==== PROVIDED INFORMATION ====
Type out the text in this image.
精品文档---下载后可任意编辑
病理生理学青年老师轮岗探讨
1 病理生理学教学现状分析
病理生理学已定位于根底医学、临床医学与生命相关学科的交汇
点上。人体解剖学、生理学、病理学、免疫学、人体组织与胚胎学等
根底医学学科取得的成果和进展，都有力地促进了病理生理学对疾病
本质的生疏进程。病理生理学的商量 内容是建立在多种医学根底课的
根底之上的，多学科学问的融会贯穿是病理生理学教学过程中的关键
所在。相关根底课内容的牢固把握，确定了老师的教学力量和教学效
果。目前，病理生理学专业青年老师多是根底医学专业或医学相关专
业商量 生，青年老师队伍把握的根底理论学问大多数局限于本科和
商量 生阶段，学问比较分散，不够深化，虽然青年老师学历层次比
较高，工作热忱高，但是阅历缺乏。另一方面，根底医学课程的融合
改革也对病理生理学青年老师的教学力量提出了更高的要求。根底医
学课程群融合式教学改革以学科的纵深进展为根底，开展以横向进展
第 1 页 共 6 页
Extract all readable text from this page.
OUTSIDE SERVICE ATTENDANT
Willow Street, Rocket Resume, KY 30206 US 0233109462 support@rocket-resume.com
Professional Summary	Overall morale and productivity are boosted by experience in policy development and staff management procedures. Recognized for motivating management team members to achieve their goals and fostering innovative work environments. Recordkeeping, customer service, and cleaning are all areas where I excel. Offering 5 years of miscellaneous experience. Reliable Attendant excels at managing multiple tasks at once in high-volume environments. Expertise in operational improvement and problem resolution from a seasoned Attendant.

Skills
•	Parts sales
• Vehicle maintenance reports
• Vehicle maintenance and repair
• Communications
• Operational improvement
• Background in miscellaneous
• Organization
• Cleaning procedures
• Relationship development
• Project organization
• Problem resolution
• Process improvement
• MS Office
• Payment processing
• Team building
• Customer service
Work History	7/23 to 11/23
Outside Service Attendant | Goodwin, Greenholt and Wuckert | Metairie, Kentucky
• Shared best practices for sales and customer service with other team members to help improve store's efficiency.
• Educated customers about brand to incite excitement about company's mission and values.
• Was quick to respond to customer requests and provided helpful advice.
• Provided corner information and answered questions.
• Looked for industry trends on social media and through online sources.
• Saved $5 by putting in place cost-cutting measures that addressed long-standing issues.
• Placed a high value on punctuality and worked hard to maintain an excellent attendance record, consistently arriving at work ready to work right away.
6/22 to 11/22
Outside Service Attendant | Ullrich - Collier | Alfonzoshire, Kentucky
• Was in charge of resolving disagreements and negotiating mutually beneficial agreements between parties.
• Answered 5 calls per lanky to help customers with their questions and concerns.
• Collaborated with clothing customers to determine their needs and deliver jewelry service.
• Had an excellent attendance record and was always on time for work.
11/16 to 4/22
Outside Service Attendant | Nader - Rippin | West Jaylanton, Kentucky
====
WRITTEN REQUEST
Provide an exact reproduction of all the entries shown above.

EXERCISE SOLUTION
Type out the text in this image.
精品文档---下载后可任意编辑
病理生理学青年老师轮岗探讨
1 病理生理学教学现状分析
病理生理学已定位于根底医学、临床医学与生命相关学科的交汇
点上。人体解剖学、生理学、病理学、免疫学、人体组织与胚胎学等
根底医学学科取得的成果和进展，都有力地促进了病理生理学对疾病
本质的生疏进程。病理生理学的商量 内容是建立在多种医学根底课的
根底之上的，多学科学问的融会贯穿是病理生理学教学过程中的关键
所在。相关根底课内容的牢固把握，确定了老师的教学力量和教学效
果。目前，病理生理学专业青年老师多是根底医学专业或医学相关专
业商量 生，青年老师队伍把握的根底理论学问大多数局限于本科和
商量 生阶段，学问比较分散，不够深化，虽然青年老师学历层次比
较高，工作热忱高，但是阅历缺乏。另一方面，根底医学课程的融合
改革也对病理生理学青年老师的教学力量提出了更高的要求。根底医
学课程群融合式教学改革以学科的纵深进展为根底，开展以横向进展
第 1 页 共 6 页
Extract all readable text from this page.
OUTSIDE SERVICE ATTENDANT
Willow Street, Rocket Resume, KY 30206 US 0233109462 support@rocket-resume.com
Professional Summary	Overall morale and productivity are boosted by experience in policy development and staff management procedures. Recognized for motivating management team members to achieve their goals and fostering innovative work environments. Recordkeeping, customer service, and cleaning are all areas where I excel. Offering 5 years of miscellaneous experience. Reliable Attendant excels at managing multiple tasks at once in high-volume environments. Expertise in operational improvement and problem resolution from a seasoned Attendant.

Skills
•	Parts sales
• Vehicle maintenance reports
• Vehicle maintenance and repair
• Communications
• Operational improvement
• Background in miscellaneous
• Organization
• Cleaning procedures
• Relationship development
• Project organization
• Problem resolution
• Process improvement
• MS Office
• Payment processing
• Team building
• Customer service
Work History	7/23 to 11/23
Outside Service Attendant | Goodwin, Greenholt and Wuckert | Metairie, Kentucky
• Shared best practices for sales and customer service with other team members to help improve store's efficiency.
• Educated customers about brand to incite excitement about company's mission and values.
• Was quick to respond to customer requests and provided helpful advice.
• Provided corner information and answered questions.
• Looked for industry trends on social media and through online sources.
• Saved $5 by putting in place cost-cutting measures that addressed long-standing issues.
• Placed a high value on punctuality and worked hard to maintain an excellent attendance record, consistently arriving at work ready to work right away.
6/22 to 11/22
Outside Service Attendant | Ullrich - Collier | Alfonzoshire, Kentucky
• Was in charge of resolving disagreements and negotiating mutually beneficial agreements between parties.
• Answered 5 calls per lanky to help customers with their questions and concerns.
• Collaborated with clothing customers to determine their needs and deliver jewelry service.
• Had an excellent attendance record and was always on time for work.
11/16 to 4/22
Outside Service Attendant | Nader - Rippin | West Jaylanton, Kentucky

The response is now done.